[START OF RECORD SET]
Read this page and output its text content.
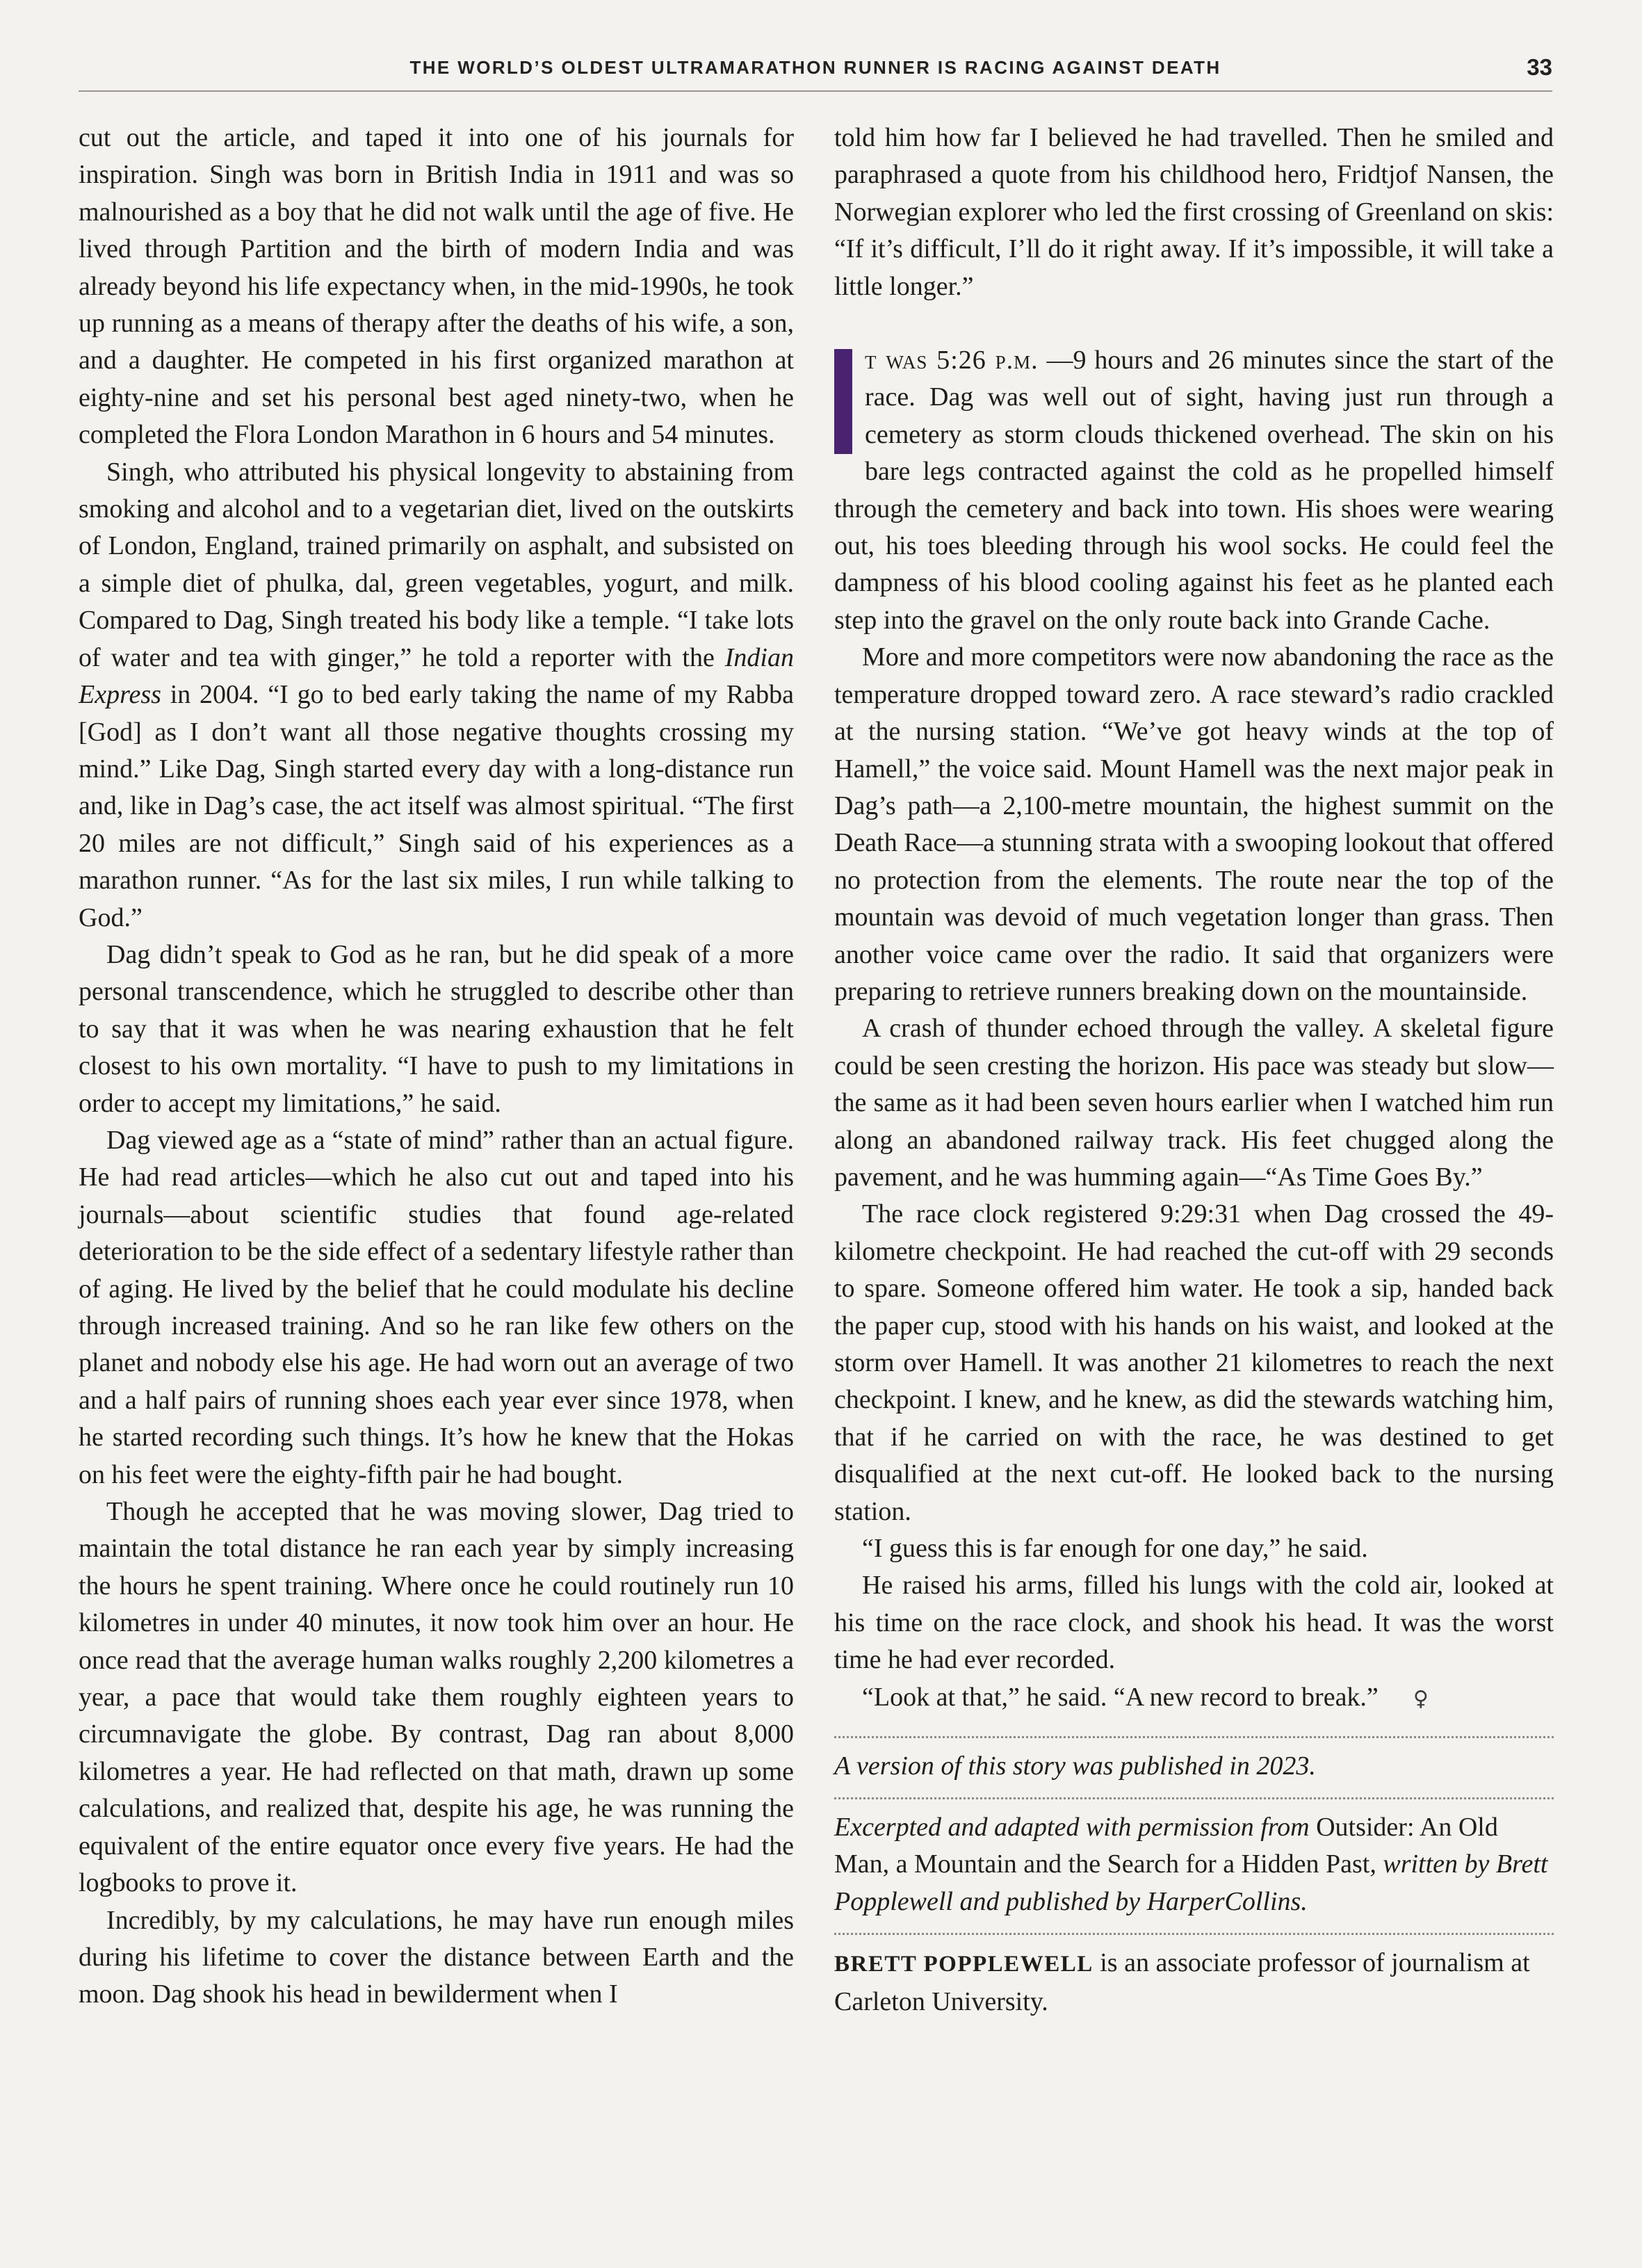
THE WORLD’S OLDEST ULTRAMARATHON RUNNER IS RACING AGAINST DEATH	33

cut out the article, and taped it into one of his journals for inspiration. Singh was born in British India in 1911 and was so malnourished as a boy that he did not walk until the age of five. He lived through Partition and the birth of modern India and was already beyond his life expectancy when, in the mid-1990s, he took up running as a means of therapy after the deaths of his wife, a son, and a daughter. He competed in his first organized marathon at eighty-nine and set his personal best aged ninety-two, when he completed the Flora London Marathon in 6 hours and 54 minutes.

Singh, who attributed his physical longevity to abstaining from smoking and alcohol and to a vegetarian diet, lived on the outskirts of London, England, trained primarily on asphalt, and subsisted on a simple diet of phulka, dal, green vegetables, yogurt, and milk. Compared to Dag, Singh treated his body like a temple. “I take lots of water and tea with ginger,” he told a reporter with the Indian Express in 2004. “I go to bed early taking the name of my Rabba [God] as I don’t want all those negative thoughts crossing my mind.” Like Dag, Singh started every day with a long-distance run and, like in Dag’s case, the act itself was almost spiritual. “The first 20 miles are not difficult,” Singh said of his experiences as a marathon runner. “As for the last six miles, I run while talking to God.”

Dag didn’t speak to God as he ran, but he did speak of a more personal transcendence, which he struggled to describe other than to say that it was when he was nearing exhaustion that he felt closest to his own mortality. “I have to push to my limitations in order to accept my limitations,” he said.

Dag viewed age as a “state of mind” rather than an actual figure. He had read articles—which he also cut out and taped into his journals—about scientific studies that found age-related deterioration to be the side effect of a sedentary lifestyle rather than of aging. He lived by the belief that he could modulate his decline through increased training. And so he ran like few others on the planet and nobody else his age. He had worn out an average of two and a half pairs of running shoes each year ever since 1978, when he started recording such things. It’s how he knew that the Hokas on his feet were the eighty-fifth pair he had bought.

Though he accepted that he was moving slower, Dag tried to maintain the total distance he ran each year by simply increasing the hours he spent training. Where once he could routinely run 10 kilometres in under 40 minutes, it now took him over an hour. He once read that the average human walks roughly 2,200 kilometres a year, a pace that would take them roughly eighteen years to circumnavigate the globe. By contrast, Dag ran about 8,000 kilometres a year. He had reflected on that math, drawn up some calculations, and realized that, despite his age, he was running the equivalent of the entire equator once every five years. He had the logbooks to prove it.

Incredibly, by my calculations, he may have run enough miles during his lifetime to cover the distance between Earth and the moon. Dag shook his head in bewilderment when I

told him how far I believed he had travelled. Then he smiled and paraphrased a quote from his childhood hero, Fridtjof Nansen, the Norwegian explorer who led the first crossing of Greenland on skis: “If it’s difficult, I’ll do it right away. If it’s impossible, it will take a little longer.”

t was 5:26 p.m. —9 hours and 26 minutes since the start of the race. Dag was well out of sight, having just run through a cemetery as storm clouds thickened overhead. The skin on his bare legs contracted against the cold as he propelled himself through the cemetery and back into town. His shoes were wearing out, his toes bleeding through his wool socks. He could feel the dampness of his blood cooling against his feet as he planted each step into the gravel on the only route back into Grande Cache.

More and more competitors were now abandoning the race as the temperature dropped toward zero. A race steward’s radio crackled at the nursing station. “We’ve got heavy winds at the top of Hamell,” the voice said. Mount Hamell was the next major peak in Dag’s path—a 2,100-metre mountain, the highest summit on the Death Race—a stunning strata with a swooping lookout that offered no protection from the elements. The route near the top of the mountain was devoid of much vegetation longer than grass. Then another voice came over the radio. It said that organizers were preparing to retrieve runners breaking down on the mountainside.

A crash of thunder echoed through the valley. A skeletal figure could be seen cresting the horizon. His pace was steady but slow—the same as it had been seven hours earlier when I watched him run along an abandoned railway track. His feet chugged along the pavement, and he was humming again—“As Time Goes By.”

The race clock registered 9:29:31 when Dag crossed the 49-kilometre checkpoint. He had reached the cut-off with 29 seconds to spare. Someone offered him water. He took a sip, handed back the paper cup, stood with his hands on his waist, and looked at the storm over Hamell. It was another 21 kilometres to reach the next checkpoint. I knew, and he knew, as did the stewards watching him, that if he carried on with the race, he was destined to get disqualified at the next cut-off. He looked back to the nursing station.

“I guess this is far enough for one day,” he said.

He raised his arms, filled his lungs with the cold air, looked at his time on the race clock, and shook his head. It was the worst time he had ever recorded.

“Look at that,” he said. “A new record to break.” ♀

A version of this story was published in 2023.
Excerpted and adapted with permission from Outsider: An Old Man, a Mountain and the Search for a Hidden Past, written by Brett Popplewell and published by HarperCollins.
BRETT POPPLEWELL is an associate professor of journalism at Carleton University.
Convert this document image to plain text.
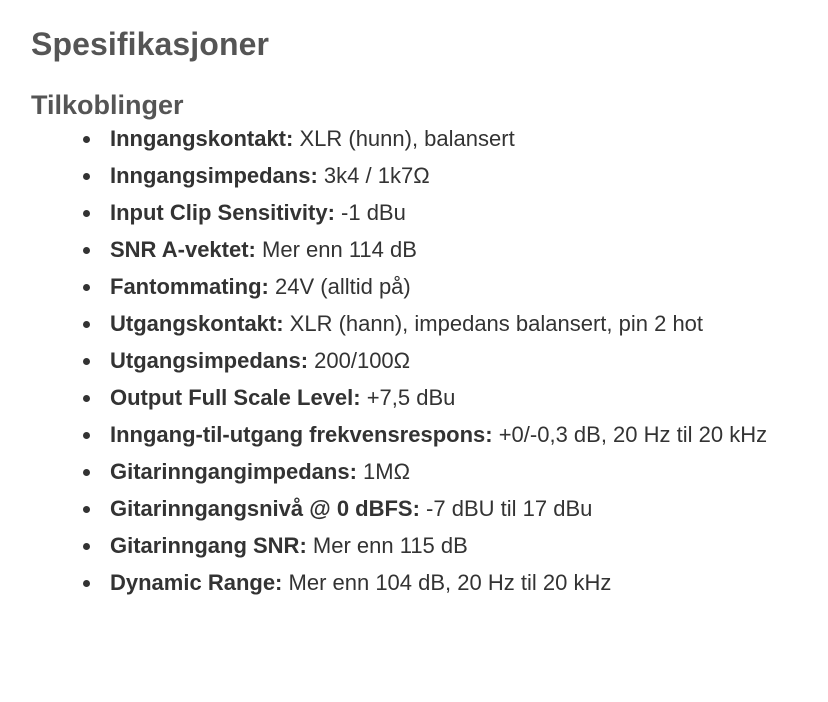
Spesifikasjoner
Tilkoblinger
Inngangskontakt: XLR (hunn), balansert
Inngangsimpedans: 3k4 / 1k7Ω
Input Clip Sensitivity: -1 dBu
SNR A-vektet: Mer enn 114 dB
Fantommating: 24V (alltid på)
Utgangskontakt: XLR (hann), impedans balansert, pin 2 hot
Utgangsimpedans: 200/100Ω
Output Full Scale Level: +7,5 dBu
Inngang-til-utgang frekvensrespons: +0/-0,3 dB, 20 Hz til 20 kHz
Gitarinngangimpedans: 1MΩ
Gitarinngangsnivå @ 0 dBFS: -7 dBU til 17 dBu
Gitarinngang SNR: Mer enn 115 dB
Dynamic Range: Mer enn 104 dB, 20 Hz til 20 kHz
[END OF RECORD SET]
◆ **CHALLENGE**
Omit the pictures and output all of the other material exactly.

◆ **RESULT**
Read this page and output its text content.
THE WORLD’S OLDEST ULTRAMARATHON RUNNER IS RACING AGAINST DEATH	33

cut out the article, and taped it into one of his journals for inspiration. Singh was born in British India in 1911 and was so malnourished as a boy that he did not walk until the age of five. He lived through Partition and the birth of modern India and was already beyond his life expectancy when, in the mid-1990s, he took up running as a means of therapy after the deaths of his wife, a son, and a daughter. He competed in his first organized marathon at eighty-nine and set his personal best aged ninety-two, when he completed the Flora London Marathon in 6 hours and 54 minutes.

Singh, who attributed his physical longevity to abstaining from smoking and alcohol and to a vegetarian diet, lived on the outskirts of London, England, trained primarily on asphalt, and subsisted on a simple diet of phulka, dal, green vegetables, yogurt, and milk. Compared to Dag, Singh treated his body like a temple. “I take lots of water and tea with ginger,” he told a reporter with the Indian Express in 2004. “I go to bed early taking the name of my Rabba [God] as I don’t want all those negative thoughts crossing my mind.” Like Dag, Singh started every day with a long-distance run and, like in Dag’s case, the act itself was almost spiritual. “The first 20 miles are not difficult,” Singh said of his experiences as a marathon runner. “As for the last six miles, I run while talking to God.”

Dag didn’t speak to God as he ran, but he did speak of a more personal transcendence, which he struggled to describe other than to say that it was when he was nearing exhaustion that he felt closest to his own mortality. “I have to push to my limitations in order to accept my limitations,” he said.

Dag viewed age as a “state of mind” rather than an actual figure. He had read articles—which he also cut out and taped into his journals—about scientific studies that found age-related deterioration to be the side effect of a sedentary lifestyle rather than of aging. He lived by the belief that he could modulate his decline through increased training. And so he ran like few others on the planet and nobody else his age. He had worn out an average of two and a half pairs of running shoes each year ever since 1978, when he started recording such things. It’s how he knew that the Hokas on his feet were the eighty-fifth pair he had bought.

Though he accepted that he was moving slower, Dag tried to maintain the total distance he ran each year by simply increasing the hours he spent training. Where once he could routinely run 10 kilometres in under 40 minutes, it now took him over an hour. He once read that the average human walks roughly 2,200 kilometres a year, a pace that would take them roughly eighteen years to circumnavigate the globe. By contrast, Dag ran about 8,000 kilometres a year. He had reflected on that math, drawn up some calculations, and realized that, despite his age, he was running the equivalent of the entire equator once every five years. He had the logbooks to prove it.

Incredibly, by my calculations, he may have run enough miles during his lifetime to cover the distance between Earth and the moon. Dag shook his head in bewilderment when I

told him how far I believed he had travelled. Then he smiled and paraphrased a quote from his childhood hero, Fridtjof Nansen, the Norwegian explorer who led the first crossing of Greenland on skis: “If it’s difficult, I’ll do it right away. If it’s impossible, it will take a little longer.”

t was 5:26 p.m. —9 hours and 26 minutes since the start of the race. Dag was well out of sight, having just run through a cemetery as storm clouds thickened overhead. The skin on his bare legs contracted against the cold as he propelled himself through the cemetery and back into town. His shoes were wearing out, his toes bleeding through his wool socks. He could feel the dampness of his blood cooling against his feet as he planted each step into the gravel on the only route back into Grande Cache.

More and more competitors were now abandoning the race as the temperature dropped toward zero. A race steward’s radio crackled at the nursing station. “We’ve got heavy winds at the top of Hamell,” the voice said. Mount Hamell was the next major peak in Dag’s path—a 2,100-metre mountain, the highest summit on the Death Race—a stunning strata with a swooping lookout that offered no protection from the elements. The route near the top of the mountain was devoid of much vegetation longer than grass. Then another voice came over the radio. It said that organizers were preparing to retrieve runners breaking down on the mountainside.

A crash of thunder echoed through the valley. A skeletal figure could be seen cresting the horizon. His pace was steady but slow—the same as it had been seven hours earlier when I watched him run along an abandoned railway track. His feet chugged along the pavement, and he was humming again—“As Time Goes By.”

The race clock registered 9:29:31 when Dag crossed the 49-kilometre checkpoint. He had reached the cut-off with 29 seconds to spare. Someone offered him water. He took a sip, handed back the paper cup, stood with his hands on his waist, and looked at the storm over Hamell. It was another 21 kilometres to reach the next checkpoint. I knew, and he knew, as did the stewards watching him, that if he carried on with the race, he was destined to get disqualified at the next cut-off. He looked back to the nursing station.

“I guess this is far enough for one day,” he said.

He raised his arms, filled his lungs with the cold air, looked at his time on the race clock, and shook his head. It was the worst time he had ever recorded.

“Look at that,” he said. “A new record to break.” ♀

A version of this story was published in 2023.
Excerpted and adapted with permission from Outsider: An Old Man, a Mountain and the Search for a Hidden Past, written by Brett Popplewell and published by HarperCollins.
BRETT POPPLEWELL is an associate professor of journalism at Carleton University.
Convert this document image to plain text.
Spesifikasjoner
Tilkoblinger
Inngangskontakt: XLR (hunn), balansert
Inngangsimpedans: 3k4 / 1k7Ω
Input Clip Sensitivity: -1 dBu
SNR A-vektet: Mer enn 114 dB
Fantommating: 24V (alltid på)
Utgangskontakt: XLR (hann), impedans balansert, pin 2 hot
Utgangsimpedans: 200/100Ω
Output Full Scale Level: +7,5 dBu
Inngang-til-utgang frekvensrespons: +0/-0,3 dB, 20 Hz til 20 kHz
Gitarinngangimpedans: 1MΩ
Gitarinngangsnivå @ 0 dBFS: -7 dBU til 17 dBu
Gitarinngang SNR: Mer enn 115 dB
Dynamic Range: Mer enn 104 dB, 20 Hz til 20 kHz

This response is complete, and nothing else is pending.